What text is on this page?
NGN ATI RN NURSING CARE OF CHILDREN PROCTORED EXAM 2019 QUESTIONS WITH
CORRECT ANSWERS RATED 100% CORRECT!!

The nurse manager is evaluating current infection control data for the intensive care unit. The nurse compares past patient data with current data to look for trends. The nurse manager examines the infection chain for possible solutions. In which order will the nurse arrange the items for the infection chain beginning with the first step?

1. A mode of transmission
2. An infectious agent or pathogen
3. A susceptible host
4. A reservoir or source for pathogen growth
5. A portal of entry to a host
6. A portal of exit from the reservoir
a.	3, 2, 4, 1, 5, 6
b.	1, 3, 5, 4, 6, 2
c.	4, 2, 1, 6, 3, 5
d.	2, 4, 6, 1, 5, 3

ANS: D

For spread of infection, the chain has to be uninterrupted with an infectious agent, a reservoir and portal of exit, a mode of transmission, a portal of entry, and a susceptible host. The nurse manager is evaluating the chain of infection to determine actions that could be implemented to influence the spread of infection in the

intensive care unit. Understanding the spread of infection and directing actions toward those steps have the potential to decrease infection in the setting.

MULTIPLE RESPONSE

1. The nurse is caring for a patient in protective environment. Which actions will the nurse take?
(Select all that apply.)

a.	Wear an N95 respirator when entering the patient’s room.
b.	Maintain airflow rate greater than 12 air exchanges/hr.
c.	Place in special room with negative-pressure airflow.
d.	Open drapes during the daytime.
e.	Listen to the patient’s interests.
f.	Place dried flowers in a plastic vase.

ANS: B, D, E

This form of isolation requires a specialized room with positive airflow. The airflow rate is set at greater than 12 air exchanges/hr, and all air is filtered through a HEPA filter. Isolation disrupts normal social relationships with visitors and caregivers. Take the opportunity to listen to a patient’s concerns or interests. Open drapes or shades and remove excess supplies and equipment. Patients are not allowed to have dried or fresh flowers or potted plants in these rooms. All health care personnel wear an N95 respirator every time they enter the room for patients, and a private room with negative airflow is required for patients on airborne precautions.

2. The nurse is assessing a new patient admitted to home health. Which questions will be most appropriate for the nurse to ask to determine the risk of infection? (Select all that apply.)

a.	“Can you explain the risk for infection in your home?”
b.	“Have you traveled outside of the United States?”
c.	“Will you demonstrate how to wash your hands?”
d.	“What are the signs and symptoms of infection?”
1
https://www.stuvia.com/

————

▶ What you are asked to do
From start to finish, retype the records above with complete accuracy.

▶ Exercise result
What text is on this page?
NGN ATI RN NURSING CARE OF CHILDREN PROCTORED EXAM 2019 QUESTIONS WITH
CORRECT ANSWERS RATED 100% CORRECT!!

The nurse manager is evaluating current infection control data for the intensive care unit. The nurse compares past patient data with current data to look for trends. The nurse manager examines the infection chain for possible solutions. In which order will the nurse arrange the items for the infection chain beginning with the first step?

1. A mode of transmission
2. An infectious agent or pathogen
3. A susceptible host
4. A reservoir or source for pathogen growth
5. A portal of entry to a host
6. A portal of exit from the reservoir
a.	3, 2, 4, 1, 5, 6
b.	1, 3, 5, 4, 6, 2
c.	4, 2, 1, 6, 3, 5
d.	2, 4, 6, 1, 5, 3

ANS: D

For spread of infection, the chain has to be uninterrupted with an infectious agent, a reservoir and portal of exit, a mode of transmission, a portal of entry, and a susceptible host. The nurse manager is evaluating the chain of infection to determine actions that could be implemented to influence the spread of infection in the

intensive care unit. Understanding the spread of infection and directing actions toward those steps have the potential to decrease infection in the setting.

MULTIPLE RESPONSE

1. The nurse is caring for a patient in protective environment. Which actions will the nurse take?
(Select all that apply.)

a.	Wear an N95 respirator when entering the patient’s room.
b.	Maintain airflow rate greater than 12 air exchanges/hr.
c.	Place in special room with negative-pressure airflow.
d.	Open drapes during the daytime.
e.	Listen to the patient’s interests.
f.	Place dried flowers in a plastic vase.

ANS: B, D, E

This form of isolation requires a specialized room with positive airflow. The airflow rate is set at greater than 12 air exchanges/hr, and all air is filtered through a HEPA filter. Isolation disrupts normal social relationships with visitors and caregivers. Take the opportunity to listen to a patient’s concerns or interests. Open drapes or shades and remove excess supplies and equipment. Patients are not allowed to have dried or fresh flowers or potted plants in these rooms. All health care personnel wear an N95 respirator every time they enter the room for patients, and a private room with negative airflow is required for patients on airborne precautions.

2. The nurse is assessing a new patient admitted to home health. Which questions will be most appropriate for the nurse to ask to determine the risk of infection? (Select all that apply.)

a.	“Can you explain the risk for infection in your home?”
b.	“Have you traveled outside of the United States?”
c.	“Will you demonstrate how to wash your hands?”
d.	“What are the signs and symptoms of infection?”
1
https://www.stuvia.com/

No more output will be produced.